--- Begin ---
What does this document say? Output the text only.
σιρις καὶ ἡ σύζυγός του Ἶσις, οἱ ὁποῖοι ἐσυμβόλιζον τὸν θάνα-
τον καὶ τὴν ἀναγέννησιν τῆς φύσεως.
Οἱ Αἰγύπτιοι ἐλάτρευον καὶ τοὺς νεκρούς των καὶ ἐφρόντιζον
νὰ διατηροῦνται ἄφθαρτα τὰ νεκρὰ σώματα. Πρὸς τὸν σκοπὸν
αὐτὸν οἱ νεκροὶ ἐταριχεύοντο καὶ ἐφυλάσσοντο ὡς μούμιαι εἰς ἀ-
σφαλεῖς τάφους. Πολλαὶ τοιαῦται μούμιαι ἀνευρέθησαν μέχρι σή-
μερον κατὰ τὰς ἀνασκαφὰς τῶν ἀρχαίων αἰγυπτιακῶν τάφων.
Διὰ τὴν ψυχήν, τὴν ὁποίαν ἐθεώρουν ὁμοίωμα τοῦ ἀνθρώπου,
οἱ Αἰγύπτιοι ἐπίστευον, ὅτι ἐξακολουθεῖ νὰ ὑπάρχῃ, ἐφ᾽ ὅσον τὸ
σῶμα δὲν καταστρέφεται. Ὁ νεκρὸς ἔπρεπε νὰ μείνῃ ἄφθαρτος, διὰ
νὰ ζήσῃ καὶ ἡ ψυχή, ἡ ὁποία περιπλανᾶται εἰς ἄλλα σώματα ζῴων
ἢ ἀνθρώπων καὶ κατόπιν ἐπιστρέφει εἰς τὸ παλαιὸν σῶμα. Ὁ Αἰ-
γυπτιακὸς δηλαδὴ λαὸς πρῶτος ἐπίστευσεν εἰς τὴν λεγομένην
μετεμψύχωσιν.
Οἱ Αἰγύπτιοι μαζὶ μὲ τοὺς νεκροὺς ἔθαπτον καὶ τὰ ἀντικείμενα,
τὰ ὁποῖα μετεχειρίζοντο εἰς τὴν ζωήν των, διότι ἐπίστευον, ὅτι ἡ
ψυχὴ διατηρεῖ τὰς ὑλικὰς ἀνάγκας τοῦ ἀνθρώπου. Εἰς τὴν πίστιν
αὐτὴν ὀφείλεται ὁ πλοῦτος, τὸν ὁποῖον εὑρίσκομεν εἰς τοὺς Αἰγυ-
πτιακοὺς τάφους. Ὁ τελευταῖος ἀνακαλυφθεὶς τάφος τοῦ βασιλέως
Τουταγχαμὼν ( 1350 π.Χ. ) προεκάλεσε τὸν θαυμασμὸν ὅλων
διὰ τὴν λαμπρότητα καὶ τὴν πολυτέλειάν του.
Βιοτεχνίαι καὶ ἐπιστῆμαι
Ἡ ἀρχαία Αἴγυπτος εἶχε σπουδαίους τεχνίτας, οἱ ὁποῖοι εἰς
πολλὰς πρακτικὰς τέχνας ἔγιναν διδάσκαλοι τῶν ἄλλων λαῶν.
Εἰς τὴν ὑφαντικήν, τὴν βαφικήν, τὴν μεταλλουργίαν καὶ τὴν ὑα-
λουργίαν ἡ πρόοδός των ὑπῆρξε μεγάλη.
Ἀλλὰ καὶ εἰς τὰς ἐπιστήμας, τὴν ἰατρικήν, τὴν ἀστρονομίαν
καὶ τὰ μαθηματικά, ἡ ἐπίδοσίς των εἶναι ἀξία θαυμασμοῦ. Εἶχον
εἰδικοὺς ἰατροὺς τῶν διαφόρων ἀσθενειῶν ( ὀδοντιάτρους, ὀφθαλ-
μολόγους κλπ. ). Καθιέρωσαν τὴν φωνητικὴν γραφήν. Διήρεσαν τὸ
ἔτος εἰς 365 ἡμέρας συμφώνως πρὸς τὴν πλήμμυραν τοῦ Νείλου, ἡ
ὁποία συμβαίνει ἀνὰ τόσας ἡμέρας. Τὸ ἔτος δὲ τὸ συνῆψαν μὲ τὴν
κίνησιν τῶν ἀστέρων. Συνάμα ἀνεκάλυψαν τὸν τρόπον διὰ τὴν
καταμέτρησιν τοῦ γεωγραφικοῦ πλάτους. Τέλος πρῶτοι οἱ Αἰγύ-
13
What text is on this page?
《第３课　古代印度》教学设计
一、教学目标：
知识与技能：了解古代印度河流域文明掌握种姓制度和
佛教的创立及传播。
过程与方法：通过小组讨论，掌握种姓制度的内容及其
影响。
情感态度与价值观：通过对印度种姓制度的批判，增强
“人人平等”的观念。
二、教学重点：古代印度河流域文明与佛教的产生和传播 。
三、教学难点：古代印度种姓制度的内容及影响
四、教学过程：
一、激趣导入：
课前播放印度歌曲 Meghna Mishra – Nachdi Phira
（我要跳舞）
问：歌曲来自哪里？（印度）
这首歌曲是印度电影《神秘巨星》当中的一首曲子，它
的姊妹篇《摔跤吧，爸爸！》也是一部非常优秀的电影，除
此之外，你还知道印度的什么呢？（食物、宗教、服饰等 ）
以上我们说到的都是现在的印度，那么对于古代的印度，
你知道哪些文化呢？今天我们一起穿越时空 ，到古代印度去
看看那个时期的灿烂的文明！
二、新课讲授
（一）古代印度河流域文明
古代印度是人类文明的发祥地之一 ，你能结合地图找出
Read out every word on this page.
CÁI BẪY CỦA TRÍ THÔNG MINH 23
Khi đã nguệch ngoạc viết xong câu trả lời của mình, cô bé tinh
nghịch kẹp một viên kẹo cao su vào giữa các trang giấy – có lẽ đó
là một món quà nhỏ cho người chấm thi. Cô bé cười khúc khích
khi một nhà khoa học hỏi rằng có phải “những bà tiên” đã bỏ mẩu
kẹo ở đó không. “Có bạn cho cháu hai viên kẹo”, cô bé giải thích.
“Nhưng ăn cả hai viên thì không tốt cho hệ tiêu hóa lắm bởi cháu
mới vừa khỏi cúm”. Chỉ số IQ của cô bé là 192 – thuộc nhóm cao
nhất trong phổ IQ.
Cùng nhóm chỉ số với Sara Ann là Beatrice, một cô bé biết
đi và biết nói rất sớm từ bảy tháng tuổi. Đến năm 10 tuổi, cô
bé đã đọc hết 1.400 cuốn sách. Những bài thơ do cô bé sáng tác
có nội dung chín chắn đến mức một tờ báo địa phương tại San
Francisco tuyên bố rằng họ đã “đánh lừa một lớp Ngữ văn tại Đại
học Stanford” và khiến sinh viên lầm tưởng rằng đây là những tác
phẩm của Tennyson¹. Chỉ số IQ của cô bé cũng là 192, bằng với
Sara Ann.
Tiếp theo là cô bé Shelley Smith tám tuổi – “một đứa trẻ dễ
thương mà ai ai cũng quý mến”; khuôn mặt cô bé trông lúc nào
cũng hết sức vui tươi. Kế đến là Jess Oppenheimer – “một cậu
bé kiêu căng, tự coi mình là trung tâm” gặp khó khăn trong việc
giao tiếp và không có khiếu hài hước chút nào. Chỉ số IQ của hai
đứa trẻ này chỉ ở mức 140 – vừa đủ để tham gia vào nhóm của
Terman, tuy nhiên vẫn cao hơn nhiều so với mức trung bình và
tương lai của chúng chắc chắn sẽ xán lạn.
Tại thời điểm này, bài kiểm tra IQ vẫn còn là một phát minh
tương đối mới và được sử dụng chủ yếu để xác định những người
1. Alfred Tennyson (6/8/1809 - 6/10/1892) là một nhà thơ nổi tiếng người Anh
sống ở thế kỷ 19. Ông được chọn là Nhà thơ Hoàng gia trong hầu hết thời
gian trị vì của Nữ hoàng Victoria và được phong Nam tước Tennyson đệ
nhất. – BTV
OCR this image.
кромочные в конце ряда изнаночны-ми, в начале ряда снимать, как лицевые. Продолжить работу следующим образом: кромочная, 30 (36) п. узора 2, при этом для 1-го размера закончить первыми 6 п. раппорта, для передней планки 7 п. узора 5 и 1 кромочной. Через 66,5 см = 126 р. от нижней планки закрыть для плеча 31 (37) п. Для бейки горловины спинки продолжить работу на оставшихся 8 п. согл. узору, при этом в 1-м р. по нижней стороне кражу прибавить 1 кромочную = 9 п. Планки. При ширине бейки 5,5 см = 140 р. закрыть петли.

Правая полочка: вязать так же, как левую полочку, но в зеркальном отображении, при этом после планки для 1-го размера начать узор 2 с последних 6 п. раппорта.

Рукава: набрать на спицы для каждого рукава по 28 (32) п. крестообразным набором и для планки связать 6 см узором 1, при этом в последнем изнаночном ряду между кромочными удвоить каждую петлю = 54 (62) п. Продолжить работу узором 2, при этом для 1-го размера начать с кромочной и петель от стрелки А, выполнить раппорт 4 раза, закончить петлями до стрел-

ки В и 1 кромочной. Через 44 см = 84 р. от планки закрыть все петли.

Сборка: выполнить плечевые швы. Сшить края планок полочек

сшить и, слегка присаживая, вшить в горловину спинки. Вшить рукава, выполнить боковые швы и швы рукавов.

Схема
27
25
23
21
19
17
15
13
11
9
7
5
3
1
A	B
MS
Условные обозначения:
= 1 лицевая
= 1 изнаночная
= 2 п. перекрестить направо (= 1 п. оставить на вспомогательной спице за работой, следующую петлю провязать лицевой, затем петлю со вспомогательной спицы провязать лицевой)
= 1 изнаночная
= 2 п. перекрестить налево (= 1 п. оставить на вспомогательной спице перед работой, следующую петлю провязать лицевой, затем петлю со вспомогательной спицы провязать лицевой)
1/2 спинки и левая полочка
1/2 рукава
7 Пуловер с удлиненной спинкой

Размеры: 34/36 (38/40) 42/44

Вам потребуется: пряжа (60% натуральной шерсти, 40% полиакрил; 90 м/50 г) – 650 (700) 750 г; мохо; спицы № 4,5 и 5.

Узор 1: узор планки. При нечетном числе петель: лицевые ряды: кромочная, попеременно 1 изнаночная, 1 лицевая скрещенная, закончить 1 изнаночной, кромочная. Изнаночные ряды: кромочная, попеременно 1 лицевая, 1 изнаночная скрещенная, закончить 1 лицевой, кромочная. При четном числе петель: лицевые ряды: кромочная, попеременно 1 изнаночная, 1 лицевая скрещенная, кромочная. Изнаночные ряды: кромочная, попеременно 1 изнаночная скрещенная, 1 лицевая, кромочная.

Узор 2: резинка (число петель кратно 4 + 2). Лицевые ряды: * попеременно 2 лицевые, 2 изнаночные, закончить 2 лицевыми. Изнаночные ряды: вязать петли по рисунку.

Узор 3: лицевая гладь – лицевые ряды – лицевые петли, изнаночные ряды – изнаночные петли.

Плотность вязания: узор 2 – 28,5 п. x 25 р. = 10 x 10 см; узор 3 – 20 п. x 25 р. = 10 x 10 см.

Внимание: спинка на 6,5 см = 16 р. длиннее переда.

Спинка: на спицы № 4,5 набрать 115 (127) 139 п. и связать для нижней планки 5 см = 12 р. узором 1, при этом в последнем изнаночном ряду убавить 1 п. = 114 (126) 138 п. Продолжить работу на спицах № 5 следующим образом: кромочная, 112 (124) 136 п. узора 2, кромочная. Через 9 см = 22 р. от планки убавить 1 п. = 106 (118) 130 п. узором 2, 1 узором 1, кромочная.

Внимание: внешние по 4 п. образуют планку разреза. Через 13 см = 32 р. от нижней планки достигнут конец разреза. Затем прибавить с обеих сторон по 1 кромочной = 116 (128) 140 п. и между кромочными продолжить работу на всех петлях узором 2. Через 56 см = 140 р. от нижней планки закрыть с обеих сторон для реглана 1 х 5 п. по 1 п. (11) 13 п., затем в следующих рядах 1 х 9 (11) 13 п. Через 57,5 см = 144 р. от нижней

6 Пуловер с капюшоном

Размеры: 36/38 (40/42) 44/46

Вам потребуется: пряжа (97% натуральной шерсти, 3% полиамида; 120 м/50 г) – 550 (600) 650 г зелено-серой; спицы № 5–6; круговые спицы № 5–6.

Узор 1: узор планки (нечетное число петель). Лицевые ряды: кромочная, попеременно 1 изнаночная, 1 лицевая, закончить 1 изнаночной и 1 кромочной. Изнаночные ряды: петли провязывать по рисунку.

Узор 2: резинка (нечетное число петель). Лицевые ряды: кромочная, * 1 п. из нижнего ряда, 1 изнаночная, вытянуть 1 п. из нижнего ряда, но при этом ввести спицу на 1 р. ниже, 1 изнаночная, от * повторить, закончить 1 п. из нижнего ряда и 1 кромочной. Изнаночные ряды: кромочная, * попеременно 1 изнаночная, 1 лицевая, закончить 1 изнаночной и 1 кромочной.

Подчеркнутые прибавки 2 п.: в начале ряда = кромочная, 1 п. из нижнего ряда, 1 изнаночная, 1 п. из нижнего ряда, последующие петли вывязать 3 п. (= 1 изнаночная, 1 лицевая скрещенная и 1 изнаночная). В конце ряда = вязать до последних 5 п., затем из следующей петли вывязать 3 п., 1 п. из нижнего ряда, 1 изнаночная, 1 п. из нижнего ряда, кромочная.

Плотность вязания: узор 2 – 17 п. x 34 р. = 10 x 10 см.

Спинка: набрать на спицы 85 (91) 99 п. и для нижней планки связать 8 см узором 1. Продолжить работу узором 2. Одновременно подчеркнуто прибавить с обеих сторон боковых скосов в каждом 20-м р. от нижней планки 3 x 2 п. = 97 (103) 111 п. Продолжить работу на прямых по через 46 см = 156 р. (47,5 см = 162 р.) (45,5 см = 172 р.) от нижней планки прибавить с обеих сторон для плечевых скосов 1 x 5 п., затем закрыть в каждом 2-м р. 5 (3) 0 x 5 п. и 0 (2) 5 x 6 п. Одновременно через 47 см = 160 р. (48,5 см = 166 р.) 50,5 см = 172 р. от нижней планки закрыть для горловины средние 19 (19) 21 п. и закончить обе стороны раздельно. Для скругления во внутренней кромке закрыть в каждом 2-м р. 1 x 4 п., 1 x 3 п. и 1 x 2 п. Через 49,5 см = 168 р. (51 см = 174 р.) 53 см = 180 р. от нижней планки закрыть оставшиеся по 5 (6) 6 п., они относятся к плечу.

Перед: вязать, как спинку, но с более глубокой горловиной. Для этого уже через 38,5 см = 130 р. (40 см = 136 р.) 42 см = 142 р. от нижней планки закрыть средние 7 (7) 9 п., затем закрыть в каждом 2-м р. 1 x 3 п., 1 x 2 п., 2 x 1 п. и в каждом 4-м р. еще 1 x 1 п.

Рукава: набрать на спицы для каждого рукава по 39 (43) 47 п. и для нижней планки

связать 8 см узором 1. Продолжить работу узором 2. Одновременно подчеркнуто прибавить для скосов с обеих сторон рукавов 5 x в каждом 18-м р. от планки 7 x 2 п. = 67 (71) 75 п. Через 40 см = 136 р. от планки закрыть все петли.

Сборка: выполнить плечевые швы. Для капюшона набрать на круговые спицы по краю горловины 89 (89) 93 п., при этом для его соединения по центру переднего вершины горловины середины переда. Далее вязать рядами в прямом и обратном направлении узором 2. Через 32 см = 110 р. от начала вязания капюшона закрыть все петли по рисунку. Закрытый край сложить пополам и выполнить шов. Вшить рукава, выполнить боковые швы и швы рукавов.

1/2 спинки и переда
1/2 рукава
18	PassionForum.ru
--- End ---
* Given request
Extract all lines containing the word "следующую".

* Solved problem
= 2 п. перекрестить направо (= 1 п. оставить на вспомогательной спице за работой, следующую петлю провязать лицевой, затем петлю со вспомогательной спицы провязать лицевой)
= 2 п. перекрестить налево (= 1 п. оставить на вспомогательной спице перед работой, следующую петлю провязать лицевой, затем петлю со вспомогательной спицы провязать лицевой)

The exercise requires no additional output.